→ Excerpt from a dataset
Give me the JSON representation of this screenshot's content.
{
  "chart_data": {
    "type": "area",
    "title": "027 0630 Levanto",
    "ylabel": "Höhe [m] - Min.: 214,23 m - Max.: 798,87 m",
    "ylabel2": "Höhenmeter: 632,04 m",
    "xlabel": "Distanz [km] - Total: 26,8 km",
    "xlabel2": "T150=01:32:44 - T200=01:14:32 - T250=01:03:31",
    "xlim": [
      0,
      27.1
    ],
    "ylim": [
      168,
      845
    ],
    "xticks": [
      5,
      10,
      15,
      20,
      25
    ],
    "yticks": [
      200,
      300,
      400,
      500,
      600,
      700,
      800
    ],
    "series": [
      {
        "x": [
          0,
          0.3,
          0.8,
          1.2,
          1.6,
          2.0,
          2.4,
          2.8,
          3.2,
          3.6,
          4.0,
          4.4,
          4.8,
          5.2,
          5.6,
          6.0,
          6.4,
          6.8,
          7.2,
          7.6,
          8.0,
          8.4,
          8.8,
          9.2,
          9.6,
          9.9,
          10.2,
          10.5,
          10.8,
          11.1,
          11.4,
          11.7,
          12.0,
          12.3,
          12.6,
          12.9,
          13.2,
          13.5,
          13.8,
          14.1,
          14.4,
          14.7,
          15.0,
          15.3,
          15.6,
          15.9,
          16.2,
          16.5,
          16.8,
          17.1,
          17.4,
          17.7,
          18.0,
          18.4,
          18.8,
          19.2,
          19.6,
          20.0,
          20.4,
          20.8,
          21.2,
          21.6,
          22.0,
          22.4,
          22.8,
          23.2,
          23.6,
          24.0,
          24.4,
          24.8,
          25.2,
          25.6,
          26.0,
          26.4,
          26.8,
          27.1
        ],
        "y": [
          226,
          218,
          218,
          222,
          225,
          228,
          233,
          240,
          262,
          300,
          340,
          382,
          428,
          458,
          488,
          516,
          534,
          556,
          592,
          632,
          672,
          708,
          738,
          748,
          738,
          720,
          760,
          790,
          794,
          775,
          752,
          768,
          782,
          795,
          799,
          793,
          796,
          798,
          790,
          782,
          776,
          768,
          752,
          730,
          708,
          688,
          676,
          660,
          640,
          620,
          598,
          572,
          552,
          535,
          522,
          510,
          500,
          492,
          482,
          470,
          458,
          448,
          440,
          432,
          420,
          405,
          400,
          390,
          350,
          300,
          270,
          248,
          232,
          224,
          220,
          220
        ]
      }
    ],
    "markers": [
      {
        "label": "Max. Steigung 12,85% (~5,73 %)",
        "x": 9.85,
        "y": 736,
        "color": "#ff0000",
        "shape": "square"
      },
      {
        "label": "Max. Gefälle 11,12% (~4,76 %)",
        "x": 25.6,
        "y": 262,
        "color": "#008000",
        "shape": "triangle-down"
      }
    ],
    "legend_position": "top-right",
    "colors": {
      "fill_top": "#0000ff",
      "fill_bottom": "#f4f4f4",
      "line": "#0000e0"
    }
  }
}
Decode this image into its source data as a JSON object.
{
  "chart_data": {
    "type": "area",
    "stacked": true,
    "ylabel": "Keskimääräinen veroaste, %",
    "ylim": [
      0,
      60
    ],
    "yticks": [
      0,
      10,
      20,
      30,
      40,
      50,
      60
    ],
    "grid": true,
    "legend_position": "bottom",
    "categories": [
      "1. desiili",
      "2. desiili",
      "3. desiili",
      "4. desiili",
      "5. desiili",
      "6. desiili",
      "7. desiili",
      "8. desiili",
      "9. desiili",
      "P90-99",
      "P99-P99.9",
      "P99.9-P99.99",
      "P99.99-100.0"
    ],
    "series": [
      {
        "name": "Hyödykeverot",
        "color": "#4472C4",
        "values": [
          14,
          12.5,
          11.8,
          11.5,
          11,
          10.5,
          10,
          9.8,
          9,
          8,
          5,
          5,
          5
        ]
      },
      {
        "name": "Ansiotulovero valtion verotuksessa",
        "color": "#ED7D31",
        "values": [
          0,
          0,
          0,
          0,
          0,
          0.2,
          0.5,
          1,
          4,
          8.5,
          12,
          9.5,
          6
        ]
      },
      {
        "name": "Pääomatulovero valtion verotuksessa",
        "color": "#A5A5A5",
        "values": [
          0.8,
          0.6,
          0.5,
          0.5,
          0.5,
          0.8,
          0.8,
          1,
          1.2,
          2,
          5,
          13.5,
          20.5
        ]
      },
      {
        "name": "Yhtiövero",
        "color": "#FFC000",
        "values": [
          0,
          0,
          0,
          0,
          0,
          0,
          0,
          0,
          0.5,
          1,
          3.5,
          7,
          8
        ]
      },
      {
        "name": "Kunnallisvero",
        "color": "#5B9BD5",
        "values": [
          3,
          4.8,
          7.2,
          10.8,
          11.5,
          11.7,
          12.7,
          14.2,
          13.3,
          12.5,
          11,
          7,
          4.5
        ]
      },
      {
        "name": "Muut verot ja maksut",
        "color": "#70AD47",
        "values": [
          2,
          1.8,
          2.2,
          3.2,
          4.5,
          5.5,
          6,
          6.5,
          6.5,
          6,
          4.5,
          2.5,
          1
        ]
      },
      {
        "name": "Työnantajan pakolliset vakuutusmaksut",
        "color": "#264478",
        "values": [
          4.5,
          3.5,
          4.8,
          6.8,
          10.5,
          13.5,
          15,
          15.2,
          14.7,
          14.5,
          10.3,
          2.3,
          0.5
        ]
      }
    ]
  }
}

→ GIVEN REQUEST
Make a verbatim copy of every entry shown above.

→ EXERCISE SOLUTION
Give me the JSON representation of this screenshot's content.
{
  "chart_data": {
    "type": "area",
    "title": "027 0630 Levanto",
    "ylabel": "Höhe [m] - Min.: 214,23 m - Max.: 798,87 m",
    "ylabel2": "Höhenmeter: 632,04 m",
    "xlabel": "Distanz [km] - Total: 26,8 km",
    "xlabel2": "T150=01:32:44 - T200=01:14:32 - T250=01:03:31",
    "xlim": [
      0,
      27.1
    ],
    "ylim": [
      168,
      845
    ],
    "xticks": [
      5,
      10,
      15,
      20,
      25
    ],
    "yticks": [
      200,
      300,
      400,
      500,
      600,
      700,
      800
    ],
    "series": [
      {
        "x": [
          0,
          0.3,
          0.8,
          1.2,
          1.6,
          2.0,
          2.4,
          2.8,
          3.2,
          3.6,
          4.0,
          4.4,
          4.8,
          5.2,
          5.6,
          6.0,
          6.4,
          6.8,
          7.2,
          7.6,
          8.0,
          8.4,
          8.8,
          9.2,
          9.6,
          9.9,
          10.2,
          10.5,
          10.8,
          11.1,
          11.4,
          11.7,
          12.0,
          12.3,
          12.6,
          12.9,
          13.2,
          13.5,
          13.8,
          14.1,
          14.4,
          14.7,
          15.0,
          15.3,
          15.6,
          15.9,
          16.2,
          16.5,
          16.8,
          17.1,
          17.4,
          17.7,
          18.0,
          18.4,
          18.8,
          19.2,
          19.6,
          20.0,
          20.4,
          20.8,
          21.2,
          21.6,
          22.0,
          22.4,
          22.8,
          23.2,
          23.6,
          24.0,
          24.4,
          24.8,
          25.2,
          25.6,
          26.0,
          26.4,
          26.8,
          27.1
        ],
        "y": [
          226,
          218,
          218,
          222,
          225,
          228,
          233,
          240,
          262,
          300,
          340,
          382,
          428,
          458,
          488,
          516,
          534,
          556,
          592,
          632,
          672,
          708,
          738,
          748,
          738,
          720,
          760,
          790,
          794,
          775,
          752,
          768,
          782,
          795,
          799,
          793,
          796,
          798,
          790,
          782,
          776,
          768,
          752,
          730,
          708,
          688,
          676,
          660,
          640,
          620,
          598,
          572,
          552,
          535,
          522,
          510,
          500,
          492,
          482,
          470,
          458,
          448,
          440,
          432,
          420,
          405,
          400,
          390,
          350,
          300,
          270,
          248,
          232,
          224,
          220,
          220
        ]
      }
    ],
    "markers": [
      {
        "label": "Max. Steigung 12,85% (~5,73 %)",
        "x": 9.85,
        "y": 736,
        "color": "#ff0000",
        "shape": "square"
      },
      {
        "label": "Max. Gefälle 11,12% (~4,76 %)",
        "x": 25.6,
        "y": 262,
        "color": "#008000",
        "shape": "triangle-down"
      }
    ],
    "legend_position": "top-right",
    "colors": {
      "fill_top": "#0000ff",
      "fill_bottom": "#f4f4f4",
      "line": "#0000e0"
    }
  }
}
Decode this image into its source data as a JSON object.
{
  "chart_data": {
    "type": "area",
    "stacked": true,
    "ylabel": "Keskimääräinen veroaste, %",
    "ylim": [
      0,
      60
    ],
    "yticks": [
      0,
      10,
      20,
      30,
      40,
      50,
      60
    ],
    "grid": true,
    "legend_position": "bottom",
    "categories": [
      "1. desiili",
      "2. desiili",
      "3. desiili",
      "4. desiili",
      "5. desiili",
      "6. desiili",
      "7. desiili",
      "8. desiili",
      "9. desiili",
      "P90-99",
      "P99-P99.9",
      "P99.9-P99.99",
      "P99.99-100.0"
    ],
    "series": [
      {
        "name": "Hyödykeverot",
        "color": "#4472C4",
        "values": [
          14,
          12.5,
          11.8,
          11.5,
          11,
          10.5,
          10,
          9.8,
          9,
          8,
          5,
          5,
          5
        ]
      },
      {
        "name": "Ansiotulovero valtion verotuksessa",
        "color": "#ED7D31",
        "values": [
          0,
          0,
          0,
          0,
          0,
          0.2,
          0.5,
          1,
          4,
          8.5,
          12,
          9.5,
          6
        ]
      },
      {
        "name": "Pääomatulovero valtion verotuksessa",
        "color": "#A5A5A5",
        "values": [
          0.8,
          0.6,
          0.5,
          0.5,
          0.5,
          0.8,
          0.8,
          1,
          1.2,
          2,
          5,
          13.5,
          20.5
        ]
      },
      {
        "name": "Yhtiövero",
        "color": "#FFC000",
        "values": [
          0,
          0,
          0,
          0,
          0,
          0,
          0,
          0,
          0.5,
          1,
          3.5,
          7,
          8
        ]
      },
      {
        "name": "Kunnallisvero",
        "color": "#5B9BD5",
        "values": [
          3,
          4.8,
          7.2,
          10.8,
          11.5,
          11.7,
          12.7,
          14.2,
          13.3,
          12.5,
          11,
          7,
          4.5
        ]
      },
      {
        "name": "Muut verot ja maksut",
        "color": "#70AD47",
        "values": [
          2,
          1.8,
          2.2,
          3.2,
          4.5,
          5.5,
          6,
          6.5,
          6.5,
          6,
          4.5,
          2.5,
          1
        ]
      },
      {
        "name": "Työnantajan pakolliset vakuutusmaksut",
        "color": "#264478",
        "values": [
          4.5,
          3.5,
          4.8,
          6.8,
          10.5,
          13.5,
          15,
          15.2,
          14.7,
          14.5,
          10.3,
          2.3,
          0.5
        ]
      }
    ]
  }
}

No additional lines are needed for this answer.